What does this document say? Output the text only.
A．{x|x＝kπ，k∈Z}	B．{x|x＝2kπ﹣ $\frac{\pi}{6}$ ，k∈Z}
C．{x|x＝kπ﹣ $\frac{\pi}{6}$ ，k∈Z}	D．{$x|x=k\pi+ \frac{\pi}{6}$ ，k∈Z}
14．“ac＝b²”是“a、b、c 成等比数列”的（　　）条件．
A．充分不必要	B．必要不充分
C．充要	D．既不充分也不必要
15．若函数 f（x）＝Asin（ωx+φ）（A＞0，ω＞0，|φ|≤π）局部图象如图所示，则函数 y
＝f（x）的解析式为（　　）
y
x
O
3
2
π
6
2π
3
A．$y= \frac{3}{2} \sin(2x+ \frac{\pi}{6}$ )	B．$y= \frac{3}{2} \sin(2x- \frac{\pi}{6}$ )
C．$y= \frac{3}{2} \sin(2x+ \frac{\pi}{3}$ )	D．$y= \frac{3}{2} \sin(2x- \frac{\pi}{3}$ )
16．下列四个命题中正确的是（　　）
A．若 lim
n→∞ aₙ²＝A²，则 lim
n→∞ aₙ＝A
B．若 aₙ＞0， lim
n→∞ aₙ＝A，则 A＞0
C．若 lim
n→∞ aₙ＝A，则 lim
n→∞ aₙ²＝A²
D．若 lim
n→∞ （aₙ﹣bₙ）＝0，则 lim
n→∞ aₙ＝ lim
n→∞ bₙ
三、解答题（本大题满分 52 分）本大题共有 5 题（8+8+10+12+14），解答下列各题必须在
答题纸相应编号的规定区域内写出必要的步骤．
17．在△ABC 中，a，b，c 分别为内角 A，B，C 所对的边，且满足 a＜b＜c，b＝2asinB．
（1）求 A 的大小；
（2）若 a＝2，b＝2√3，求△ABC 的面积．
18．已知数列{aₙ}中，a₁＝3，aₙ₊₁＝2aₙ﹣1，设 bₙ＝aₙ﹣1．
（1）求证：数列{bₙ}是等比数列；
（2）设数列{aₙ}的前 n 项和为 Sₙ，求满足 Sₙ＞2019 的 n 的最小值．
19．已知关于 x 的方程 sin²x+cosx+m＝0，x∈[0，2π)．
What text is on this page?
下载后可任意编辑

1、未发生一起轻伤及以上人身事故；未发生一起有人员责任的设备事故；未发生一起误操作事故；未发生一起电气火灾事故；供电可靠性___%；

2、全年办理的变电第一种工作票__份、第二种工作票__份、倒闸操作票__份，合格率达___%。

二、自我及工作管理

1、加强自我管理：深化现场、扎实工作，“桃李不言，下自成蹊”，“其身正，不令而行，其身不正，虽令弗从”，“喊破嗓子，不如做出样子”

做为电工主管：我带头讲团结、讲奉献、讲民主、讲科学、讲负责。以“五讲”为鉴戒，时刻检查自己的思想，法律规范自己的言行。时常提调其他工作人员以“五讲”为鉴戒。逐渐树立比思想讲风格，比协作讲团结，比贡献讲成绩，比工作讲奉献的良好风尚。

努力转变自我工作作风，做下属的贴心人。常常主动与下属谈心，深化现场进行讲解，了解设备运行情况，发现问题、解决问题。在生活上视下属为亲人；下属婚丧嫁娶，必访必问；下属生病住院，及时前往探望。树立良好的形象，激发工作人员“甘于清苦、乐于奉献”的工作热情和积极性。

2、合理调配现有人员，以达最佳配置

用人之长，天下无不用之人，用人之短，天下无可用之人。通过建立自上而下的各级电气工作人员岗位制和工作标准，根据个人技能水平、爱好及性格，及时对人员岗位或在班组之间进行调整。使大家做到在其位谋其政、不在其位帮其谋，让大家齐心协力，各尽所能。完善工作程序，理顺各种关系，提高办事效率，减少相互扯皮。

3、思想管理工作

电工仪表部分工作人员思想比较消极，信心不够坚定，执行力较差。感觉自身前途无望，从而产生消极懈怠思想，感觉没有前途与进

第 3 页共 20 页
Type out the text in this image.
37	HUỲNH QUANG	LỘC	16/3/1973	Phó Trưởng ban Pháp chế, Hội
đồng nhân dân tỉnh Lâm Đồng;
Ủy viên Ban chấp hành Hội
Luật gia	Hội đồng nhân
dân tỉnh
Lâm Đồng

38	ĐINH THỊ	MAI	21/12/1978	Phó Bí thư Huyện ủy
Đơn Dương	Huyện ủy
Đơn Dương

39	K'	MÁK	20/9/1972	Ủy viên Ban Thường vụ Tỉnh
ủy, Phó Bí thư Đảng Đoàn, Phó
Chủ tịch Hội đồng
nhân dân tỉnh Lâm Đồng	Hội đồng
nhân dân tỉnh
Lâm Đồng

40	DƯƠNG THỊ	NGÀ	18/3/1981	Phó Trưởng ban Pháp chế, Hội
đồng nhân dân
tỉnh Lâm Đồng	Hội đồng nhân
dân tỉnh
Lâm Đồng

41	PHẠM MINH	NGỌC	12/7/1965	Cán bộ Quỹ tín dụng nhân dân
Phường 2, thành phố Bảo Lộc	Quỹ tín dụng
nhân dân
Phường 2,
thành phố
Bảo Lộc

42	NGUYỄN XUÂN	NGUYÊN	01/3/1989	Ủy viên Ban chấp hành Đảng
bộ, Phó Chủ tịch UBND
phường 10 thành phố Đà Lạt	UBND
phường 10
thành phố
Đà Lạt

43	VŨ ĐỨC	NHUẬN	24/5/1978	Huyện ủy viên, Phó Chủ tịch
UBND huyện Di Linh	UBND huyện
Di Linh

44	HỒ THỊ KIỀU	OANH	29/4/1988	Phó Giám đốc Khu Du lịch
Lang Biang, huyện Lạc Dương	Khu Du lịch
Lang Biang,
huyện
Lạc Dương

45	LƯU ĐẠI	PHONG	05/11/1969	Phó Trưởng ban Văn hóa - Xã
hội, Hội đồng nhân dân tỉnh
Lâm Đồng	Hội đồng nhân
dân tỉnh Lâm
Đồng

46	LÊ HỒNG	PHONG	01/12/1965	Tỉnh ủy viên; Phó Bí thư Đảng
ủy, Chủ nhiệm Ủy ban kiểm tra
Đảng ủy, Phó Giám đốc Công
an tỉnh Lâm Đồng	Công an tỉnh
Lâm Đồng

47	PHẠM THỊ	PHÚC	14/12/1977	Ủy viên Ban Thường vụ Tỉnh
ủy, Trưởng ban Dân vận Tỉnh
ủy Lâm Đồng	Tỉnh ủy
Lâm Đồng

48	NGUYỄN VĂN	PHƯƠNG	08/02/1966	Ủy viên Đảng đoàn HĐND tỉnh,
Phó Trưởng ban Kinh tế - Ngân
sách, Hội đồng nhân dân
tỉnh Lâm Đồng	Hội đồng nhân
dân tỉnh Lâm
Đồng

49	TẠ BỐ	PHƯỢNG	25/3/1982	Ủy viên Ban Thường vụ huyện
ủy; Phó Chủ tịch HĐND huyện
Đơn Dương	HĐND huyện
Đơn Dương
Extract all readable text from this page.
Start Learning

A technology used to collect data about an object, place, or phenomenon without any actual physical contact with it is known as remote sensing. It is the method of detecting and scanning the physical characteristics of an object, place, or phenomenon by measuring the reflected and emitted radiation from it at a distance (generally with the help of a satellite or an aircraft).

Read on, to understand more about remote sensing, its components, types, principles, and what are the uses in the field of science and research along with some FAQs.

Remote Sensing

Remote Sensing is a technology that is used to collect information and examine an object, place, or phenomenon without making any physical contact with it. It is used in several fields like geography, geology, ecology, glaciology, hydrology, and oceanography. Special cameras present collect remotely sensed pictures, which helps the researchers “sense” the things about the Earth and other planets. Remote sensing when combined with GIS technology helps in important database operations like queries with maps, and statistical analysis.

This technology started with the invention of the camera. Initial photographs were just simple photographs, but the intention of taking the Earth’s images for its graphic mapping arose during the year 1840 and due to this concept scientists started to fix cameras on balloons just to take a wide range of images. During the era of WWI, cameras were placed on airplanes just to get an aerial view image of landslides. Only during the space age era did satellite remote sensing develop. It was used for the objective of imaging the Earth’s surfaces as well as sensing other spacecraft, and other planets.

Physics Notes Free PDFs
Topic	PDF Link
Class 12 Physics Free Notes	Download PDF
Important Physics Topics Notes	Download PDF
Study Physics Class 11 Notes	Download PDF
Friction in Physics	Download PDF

================

### STATED TASK:
Select and copy every line of the listing with the word "PHONG".

### RESPONSE TO THIS TASK:
45	LƯU ĐẠI	PHONG	05/11/1969	Phó Trưởng ban Văn hóa - Xã
46	LÊ HỒNG	PHONG	01/12/1965	Tỉnh ủy viên; Phó Bí thư Đảng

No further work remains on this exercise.